> [Extracted text]:
"""
Saudi Women's Premier Challenge Cup Winter edition

Tournament details
- Country: Saudi Arabia
- Dates: 10–20 December 2025
- Teams: 8

Final positions
- Champions: Al-Nassr (1st title)
- Runners-up: Al-Hilal
- Third place: Al-Ittihad
- Fourth place: Al-Ahli

Tournament statistics
- Matches played: 14
- Goals scored: 78 (5.57 per match)
- Top goal scorer(s): Clara Luvanga (NSR) (8 goals)

Awards
- Best player: Andreia Faria (NSR)
- Best goalkeeper: Mona Abdulrahman (NSR)

= 2025 Saudi Women's Premier Challenge Cup – Winter edition =

The 2025 Saudi Women's Premier Challenge Cup – Winter edition was the inaugural edition of the Saudi Women's Premier Challenge Cup, the annual Premier's league cup competition.
==Format==
The competition adopts a regional group-and-knockout format for its inaugural edition. The competition features clubs from the Saudi Women's Premier League, divided into two groups representing the Eastern and Western regions:

| Group A | Group B |
|---|---|
| Al-Nassr; Al-Hilal; Al-Qadsiah; Eastern Flames; | Al-Ahli; Al-Ittihad; Al-Ula; NEOM; |

The group stage is played as a single round-robin, with each team playing two matches. The first and second-seeded teams in each group are paired against the third and fourth-seeded sides. Matches drawn after 90 minutes proceed directly to a penalty shoot-out. Teams earn 3 points for a win in normal time, 2 points for a shoot-out win, and 1 point for a shoot-out loss.
"""
> [Given task 1]: Copy the layout region records from their first line through the line containing "124, 697, 138]", swapping every "bar-sessions" for "bar-visits" and leaving everything else the same.

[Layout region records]
"""
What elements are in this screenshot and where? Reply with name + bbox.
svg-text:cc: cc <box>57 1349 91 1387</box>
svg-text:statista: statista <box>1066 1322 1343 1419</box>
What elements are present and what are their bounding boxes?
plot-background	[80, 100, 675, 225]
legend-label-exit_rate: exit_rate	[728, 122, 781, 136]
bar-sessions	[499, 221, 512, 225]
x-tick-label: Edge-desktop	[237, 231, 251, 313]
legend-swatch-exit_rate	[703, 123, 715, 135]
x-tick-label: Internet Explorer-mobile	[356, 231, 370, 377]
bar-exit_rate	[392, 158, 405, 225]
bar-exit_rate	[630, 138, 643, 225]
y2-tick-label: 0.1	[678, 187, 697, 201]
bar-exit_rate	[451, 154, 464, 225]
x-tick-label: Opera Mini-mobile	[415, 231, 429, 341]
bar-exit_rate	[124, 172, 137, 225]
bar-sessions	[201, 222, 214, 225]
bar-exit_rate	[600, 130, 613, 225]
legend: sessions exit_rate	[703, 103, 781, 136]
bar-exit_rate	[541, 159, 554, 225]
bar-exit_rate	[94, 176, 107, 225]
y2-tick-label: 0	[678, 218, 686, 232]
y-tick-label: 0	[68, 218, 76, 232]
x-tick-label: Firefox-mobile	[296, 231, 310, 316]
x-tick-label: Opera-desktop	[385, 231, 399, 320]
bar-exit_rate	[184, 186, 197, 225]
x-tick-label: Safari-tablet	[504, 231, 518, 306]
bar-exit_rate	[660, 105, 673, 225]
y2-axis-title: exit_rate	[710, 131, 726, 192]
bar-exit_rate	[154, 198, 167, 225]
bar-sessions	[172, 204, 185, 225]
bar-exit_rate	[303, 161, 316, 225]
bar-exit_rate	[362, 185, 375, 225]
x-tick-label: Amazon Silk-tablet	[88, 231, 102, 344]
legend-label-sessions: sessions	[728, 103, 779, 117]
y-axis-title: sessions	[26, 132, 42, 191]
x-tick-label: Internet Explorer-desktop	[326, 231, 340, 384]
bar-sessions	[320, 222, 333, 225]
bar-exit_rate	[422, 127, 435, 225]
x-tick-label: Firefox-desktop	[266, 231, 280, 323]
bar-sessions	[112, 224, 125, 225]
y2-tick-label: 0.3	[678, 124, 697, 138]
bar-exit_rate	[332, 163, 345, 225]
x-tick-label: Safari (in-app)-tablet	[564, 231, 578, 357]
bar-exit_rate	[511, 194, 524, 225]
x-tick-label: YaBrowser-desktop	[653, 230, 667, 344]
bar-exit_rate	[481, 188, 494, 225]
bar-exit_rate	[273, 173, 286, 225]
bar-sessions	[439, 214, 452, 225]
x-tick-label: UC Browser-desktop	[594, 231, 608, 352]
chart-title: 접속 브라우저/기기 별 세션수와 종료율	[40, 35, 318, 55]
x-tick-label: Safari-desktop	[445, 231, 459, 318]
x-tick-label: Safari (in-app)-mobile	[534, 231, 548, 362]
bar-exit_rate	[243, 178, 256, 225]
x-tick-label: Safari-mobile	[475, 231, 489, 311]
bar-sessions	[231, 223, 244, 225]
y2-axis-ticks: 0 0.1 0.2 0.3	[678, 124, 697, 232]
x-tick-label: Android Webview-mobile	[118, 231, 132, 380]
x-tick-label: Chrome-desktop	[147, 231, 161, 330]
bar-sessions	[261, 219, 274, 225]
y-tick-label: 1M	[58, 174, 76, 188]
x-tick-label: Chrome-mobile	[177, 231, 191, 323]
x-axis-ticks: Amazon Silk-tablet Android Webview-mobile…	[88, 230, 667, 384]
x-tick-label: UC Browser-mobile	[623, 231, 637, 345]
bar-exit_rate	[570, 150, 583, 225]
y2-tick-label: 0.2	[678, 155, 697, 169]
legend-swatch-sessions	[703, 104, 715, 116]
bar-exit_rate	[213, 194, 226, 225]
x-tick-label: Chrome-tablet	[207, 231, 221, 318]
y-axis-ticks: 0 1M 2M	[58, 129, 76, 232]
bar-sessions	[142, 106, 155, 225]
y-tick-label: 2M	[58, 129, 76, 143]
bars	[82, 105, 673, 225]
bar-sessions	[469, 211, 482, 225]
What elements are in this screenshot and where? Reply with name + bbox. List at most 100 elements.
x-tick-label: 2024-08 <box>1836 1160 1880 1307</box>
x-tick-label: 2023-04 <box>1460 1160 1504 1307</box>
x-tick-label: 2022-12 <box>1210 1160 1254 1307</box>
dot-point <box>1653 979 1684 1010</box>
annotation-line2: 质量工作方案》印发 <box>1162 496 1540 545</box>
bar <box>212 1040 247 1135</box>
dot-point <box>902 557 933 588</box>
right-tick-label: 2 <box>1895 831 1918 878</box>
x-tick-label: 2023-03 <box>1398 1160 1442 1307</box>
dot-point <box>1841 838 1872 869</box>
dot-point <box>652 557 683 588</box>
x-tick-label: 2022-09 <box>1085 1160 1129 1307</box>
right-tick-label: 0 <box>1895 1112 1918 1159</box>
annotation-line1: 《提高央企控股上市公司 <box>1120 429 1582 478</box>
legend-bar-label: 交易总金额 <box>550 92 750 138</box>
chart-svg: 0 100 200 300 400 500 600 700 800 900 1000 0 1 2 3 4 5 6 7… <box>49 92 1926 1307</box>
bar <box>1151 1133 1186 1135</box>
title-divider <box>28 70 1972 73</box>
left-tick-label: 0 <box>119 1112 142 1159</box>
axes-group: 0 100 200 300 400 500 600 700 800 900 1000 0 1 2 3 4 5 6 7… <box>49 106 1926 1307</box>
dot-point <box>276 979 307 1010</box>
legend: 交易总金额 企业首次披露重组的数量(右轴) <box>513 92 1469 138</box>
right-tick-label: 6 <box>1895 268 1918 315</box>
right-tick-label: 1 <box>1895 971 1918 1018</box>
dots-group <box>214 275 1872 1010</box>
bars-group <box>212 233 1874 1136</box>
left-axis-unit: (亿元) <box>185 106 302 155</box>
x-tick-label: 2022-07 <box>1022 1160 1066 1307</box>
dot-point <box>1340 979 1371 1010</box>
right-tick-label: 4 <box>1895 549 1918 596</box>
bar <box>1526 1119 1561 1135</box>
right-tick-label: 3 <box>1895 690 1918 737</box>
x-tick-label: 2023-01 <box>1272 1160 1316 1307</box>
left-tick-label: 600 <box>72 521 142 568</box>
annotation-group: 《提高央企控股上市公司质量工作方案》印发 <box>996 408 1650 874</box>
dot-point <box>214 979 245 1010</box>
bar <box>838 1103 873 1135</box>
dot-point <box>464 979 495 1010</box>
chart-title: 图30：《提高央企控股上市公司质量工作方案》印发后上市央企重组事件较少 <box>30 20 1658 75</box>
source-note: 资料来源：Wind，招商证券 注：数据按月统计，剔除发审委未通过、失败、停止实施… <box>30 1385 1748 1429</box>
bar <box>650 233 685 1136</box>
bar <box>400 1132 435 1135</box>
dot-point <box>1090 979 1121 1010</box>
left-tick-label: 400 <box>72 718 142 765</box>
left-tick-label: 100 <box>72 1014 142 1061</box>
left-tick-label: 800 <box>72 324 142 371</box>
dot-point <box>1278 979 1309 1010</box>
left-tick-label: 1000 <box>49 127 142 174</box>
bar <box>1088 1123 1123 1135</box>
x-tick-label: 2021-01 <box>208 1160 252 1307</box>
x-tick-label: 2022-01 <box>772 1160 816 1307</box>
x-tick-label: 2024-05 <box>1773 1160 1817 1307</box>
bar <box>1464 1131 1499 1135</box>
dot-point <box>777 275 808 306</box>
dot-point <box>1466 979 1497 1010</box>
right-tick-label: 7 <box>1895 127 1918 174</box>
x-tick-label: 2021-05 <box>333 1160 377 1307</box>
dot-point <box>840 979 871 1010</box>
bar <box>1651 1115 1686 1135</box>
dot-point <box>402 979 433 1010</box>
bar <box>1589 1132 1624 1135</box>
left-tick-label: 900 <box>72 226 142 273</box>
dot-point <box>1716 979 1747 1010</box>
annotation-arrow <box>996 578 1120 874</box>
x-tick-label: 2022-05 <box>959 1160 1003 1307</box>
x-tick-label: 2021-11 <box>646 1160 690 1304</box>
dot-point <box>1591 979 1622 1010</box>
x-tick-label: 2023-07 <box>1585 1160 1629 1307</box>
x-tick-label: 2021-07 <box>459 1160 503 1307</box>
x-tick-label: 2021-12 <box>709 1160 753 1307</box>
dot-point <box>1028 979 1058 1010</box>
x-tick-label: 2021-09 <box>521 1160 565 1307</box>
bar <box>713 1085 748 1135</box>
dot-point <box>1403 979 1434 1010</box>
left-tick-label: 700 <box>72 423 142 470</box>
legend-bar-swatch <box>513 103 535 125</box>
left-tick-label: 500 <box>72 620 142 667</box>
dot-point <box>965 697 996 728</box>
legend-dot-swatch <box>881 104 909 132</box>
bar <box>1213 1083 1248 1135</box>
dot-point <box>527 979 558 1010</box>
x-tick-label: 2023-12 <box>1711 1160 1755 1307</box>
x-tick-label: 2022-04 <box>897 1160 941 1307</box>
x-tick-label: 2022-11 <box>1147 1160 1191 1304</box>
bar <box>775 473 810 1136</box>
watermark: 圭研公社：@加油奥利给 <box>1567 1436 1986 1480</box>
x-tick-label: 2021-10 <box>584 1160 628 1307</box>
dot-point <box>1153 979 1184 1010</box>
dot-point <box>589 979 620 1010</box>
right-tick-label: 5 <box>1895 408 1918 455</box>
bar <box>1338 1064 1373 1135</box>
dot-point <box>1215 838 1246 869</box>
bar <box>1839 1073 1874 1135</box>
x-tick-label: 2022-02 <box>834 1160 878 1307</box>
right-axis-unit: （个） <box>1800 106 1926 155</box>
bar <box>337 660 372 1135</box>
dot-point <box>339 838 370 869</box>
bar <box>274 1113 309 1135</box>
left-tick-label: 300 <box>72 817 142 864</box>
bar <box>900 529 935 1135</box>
"""
> [Given task 2]: Write the next part of the article on the 2025 Saudi Women's Premier Challenge Cup, picking up right after its last sentence.

> [Right answer 1]:
What elements are in this screenshot and where? Reply with name + bbox.
svg-text:cc: cc <box>57 1349 91 1387</box>
svg-text:statista: statista <box>1066 1322 1343 1419</box>
What elements are present and what are their bounding boxes?
plot-background	[80, 100, 675, 225]
legend-label-exit_rate: exit_rate	[728, 122, 781, 136]
bar-visits	[499, 221, 512, 225]
x-tick-label: Edge-desktop	[237, 231, 251, 313]
legend-swatch-exit_rate	[703, 123, 715, 135]
x-tick-label: Internet Explorer-mobile	[356, 231, 370, 377]
bar-exit_rate	[392, 158, 405, 225]
bar-exit_rate	[630, 138, 643, 225]
y2-tick-label: 0.1	[678, 187, 697, 201]
bar-exit_rate	[451, 154, 464, 225]
x-tick-label: Opera Mini-mobile	[415, 231, 429, 341]
bar-exit_rate	[124, 172, 137, 225]
bar-visits	[201, 222, 214, 225]
bar-exit_rate	[600, 130, 613, 225]
legend: sessions exit_rate	[703, 103, 781, 136]
bar-exit_rate	[541, 159, 554, 225]
bar-exit_rate	[94, 176, 107, 225]
y2-tick-label: 0	[678, 218, 686, 232]
y-tick-label: 0	[68, 218, 76, 232]
x-tick-label: Firefox-mobile	[296, 231, 310, 316]
x-tick-label: Opera-desktop	[385, 231, 399, 320]
bar-exit_rate	[184, 186, 197, 225]
x-tick-label: Safari-tablet	[504, 231, 518, 306]
bar-exit_rate	[660, 105, 673, 225]
y2-axis-title: exit_rate	[710, 131, 726, 192]
bar-exit_rate	[154, 198, 167, 225]
bar-visits	[172, 204, 185, 225]
bar-exit_rate	[303, 161, 316, 225]
bar-exit_rate	[362, 185, 375, 225]
x-tick-label: Amazon Silk-tablet	[88, 231, 102, 344]
legend-label-sessions: sessions	[728, 103, 779, 117]
y-axis-title: sessions	[26, 132, 42, 191]
x-tick-label: Internet Explorer-desktop	[326, 231, 340, 384]
bar-visits	[320, 222, 333, 225]
bar-exit_rate	[422, 127, 435, 225]
x-tick-label: Firefox-desktop	[266, 231, 280, 323]
bar-visits	[112, 224, 125, 225]
y2-tick-label: 0.3	[678, 124, 697, 138]

> [Right answer 2]:
The top two teams in each group advance to the knockout stage, while the bottom two advance to the Regional Challenge. The semi-final winners qualify for the final, with the losing teams contesting the third-place match.
==Group stage==

- Tiebreakers
Teams are ranked according to points (3 points for a win in normal time, 2 points for a penalty shoot-out win, 1 point for a penalty shoot-out loss, 0 points for a loss in normal time).
If two or more teams are equal on points, the following tiebreaking criteria are applied, in the order given:

1. Goal difference in all group matches;
2. Goals scored in all group matches;
3. Disciplinary points (yellow card = 1 point; red card as a result of two yellow cards = 3 points; direct red card = 3 points; yellow card followed by direct red card = 4 points). The team with the lower total ranks higher;
4. Drawing of lots.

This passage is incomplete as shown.